#### [Work required]
Give only the number of lines in the listing below where the string "dans" occurs.

#### [Data lines]

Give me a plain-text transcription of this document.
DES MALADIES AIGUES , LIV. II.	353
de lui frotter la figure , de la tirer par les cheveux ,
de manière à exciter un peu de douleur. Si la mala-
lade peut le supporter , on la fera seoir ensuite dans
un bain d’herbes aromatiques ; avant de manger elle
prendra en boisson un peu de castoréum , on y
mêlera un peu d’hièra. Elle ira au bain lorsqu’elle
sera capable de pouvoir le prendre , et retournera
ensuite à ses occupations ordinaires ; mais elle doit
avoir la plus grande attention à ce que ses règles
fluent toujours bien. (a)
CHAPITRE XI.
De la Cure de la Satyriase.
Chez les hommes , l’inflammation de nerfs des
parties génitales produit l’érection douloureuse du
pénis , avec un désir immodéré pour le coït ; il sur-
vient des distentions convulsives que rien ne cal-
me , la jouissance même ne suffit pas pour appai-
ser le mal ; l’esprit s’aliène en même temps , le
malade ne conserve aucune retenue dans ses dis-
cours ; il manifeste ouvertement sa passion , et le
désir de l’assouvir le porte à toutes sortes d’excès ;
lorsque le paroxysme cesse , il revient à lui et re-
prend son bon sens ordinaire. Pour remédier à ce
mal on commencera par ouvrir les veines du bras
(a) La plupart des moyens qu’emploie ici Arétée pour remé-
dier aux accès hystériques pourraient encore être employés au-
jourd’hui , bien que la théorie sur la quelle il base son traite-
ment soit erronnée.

#### [Complete answer]
2